[Stored data entries]
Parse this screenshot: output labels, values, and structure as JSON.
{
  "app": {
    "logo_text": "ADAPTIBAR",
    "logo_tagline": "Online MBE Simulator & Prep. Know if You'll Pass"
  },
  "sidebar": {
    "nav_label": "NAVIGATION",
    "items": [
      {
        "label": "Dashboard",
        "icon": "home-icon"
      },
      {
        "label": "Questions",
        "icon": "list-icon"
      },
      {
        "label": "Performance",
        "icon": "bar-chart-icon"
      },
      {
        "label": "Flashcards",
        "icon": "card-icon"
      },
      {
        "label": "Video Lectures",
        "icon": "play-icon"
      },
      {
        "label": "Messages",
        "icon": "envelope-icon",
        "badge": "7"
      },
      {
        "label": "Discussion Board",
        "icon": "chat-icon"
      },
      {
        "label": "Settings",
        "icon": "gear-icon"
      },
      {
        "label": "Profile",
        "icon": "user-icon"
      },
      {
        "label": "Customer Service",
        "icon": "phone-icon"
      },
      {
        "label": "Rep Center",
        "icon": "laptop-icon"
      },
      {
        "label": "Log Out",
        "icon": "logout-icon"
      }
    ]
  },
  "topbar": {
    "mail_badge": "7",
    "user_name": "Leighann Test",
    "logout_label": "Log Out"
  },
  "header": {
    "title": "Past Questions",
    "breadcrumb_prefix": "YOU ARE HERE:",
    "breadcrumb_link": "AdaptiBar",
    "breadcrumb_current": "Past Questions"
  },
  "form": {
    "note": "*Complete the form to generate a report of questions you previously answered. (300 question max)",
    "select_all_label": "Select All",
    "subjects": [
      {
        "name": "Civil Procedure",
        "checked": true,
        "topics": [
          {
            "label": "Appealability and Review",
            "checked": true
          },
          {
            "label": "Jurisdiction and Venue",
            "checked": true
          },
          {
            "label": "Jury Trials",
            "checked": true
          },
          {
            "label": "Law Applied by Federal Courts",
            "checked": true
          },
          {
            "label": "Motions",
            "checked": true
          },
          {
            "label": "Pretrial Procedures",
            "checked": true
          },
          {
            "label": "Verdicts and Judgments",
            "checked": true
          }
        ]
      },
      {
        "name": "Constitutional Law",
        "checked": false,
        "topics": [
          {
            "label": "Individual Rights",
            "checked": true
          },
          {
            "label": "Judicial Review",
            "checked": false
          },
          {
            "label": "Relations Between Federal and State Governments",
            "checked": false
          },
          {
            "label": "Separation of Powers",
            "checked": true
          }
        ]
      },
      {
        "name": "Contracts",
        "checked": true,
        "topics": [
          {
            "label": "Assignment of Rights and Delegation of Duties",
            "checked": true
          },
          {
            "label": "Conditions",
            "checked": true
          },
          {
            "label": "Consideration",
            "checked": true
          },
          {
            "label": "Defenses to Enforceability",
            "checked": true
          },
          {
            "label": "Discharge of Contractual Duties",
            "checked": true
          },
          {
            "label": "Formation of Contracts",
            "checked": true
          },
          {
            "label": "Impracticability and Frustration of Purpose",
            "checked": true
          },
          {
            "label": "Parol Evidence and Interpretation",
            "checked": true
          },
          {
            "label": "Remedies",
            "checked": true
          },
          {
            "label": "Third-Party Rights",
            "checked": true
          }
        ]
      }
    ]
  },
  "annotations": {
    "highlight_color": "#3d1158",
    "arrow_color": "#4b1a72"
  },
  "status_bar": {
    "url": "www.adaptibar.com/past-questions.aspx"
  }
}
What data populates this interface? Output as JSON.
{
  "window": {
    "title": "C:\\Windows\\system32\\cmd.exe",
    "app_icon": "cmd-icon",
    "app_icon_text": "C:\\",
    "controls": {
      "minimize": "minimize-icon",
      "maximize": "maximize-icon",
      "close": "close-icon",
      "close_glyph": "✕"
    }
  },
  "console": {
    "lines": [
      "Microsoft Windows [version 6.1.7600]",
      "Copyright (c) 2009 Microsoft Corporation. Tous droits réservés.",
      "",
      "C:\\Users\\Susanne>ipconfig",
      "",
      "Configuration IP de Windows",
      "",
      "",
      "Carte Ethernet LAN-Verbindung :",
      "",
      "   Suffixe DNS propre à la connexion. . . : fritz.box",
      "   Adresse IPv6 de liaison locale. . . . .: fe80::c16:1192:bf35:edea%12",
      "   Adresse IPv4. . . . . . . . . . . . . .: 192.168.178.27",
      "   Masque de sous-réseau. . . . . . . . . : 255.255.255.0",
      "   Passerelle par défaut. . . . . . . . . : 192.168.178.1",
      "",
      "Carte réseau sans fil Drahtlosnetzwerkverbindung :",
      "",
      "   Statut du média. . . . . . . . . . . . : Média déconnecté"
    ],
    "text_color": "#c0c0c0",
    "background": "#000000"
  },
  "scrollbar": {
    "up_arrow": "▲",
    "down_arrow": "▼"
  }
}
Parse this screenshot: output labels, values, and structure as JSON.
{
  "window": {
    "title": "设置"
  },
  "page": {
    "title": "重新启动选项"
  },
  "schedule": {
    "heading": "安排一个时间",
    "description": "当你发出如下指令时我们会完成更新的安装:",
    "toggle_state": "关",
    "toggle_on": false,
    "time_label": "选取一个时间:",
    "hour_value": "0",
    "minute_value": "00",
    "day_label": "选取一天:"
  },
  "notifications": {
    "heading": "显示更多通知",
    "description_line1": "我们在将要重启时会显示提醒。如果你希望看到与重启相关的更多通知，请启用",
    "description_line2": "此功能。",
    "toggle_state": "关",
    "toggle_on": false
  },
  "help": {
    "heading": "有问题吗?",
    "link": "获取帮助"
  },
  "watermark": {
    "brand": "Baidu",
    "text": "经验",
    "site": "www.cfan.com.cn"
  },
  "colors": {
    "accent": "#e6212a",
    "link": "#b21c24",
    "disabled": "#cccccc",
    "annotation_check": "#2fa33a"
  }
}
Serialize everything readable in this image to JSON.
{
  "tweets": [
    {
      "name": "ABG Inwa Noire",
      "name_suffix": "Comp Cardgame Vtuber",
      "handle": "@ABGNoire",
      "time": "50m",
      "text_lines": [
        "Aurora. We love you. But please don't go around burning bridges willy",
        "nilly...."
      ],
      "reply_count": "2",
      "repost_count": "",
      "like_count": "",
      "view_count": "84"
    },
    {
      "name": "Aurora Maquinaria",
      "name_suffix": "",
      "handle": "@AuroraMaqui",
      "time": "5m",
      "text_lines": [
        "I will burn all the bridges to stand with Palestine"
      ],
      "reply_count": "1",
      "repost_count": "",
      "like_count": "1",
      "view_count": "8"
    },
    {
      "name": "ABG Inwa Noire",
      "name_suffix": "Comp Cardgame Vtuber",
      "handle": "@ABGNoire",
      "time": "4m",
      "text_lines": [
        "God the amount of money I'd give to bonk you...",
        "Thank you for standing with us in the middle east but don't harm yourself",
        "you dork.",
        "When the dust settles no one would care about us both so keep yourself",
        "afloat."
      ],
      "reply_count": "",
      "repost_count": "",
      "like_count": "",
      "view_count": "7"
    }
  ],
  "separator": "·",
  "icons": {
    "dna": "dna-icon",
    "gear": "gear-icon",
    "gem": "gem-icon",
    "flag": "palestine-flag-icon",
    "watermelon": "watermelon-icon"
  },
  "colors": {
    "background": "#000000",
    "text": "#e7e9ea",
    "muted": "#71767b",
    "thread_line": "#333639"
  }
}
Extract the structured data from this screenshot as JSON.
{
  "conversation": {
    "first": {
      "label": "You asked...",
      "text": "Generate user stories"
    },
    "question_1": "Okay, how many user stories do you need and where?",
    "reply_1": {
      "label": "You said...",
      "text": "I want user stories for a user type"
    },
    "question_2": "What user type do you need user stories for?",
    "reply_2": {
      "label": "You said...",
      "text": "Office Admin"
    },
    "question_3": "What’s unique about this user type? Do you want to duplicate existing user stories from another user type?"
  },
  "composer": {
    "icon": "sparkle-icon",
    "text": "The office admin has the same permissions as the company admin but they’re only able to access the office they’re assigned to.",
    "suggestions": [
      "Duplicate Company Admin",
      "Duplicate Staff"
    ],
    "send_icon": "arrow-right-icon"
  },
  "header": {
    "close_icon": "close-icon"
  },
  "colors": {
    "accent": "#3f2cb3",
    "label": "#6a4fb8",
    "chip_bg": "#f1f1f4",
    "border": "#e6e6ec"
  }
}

Problem requirements :: Return, word for word, every line from the line with "Extract the structured" to the final line of the data.

Solved problem ::
Extract the structured data from this screenshot as JSON.
{
  "conversation": {
    "first": {
      "label": "You asked...",
      "text": "Generate user stories"
    },
    "question_1": "Okay, how many user stories do you need and where?",
    "reply_1": {
      "label": "You said...",
      "text": "I want user stories for a user type"
    },
    "question_2": "What user type do you need user stories for?",
    "reply_2": {
      "label": "You said...",
      "text": "Office Admin"
    },
    "question_3": "What’s unique about this user type? Do you want to duplicate existing user stories from another user type?"
  },
  "composer": {
    "icon": "sparkle-icon",
    "text": "The office admin has the same permissions as the company admin but they’re only able to access the office they’re assigned to.",
    "suggestions": [
      "Duplicate Company Admin",
      "Duplicate Staff"
    ],
    "send_icon": "arrow-right-icon"
  },
  "header": {
    "close_icon": "close-icon"
  },
  "colors": {
    "accent": "#3f2cb3",
    "label": "#6a4fb8",
    "chip_bg": "#f1f1f4",
    "border": "#e6e6ec"
  }
}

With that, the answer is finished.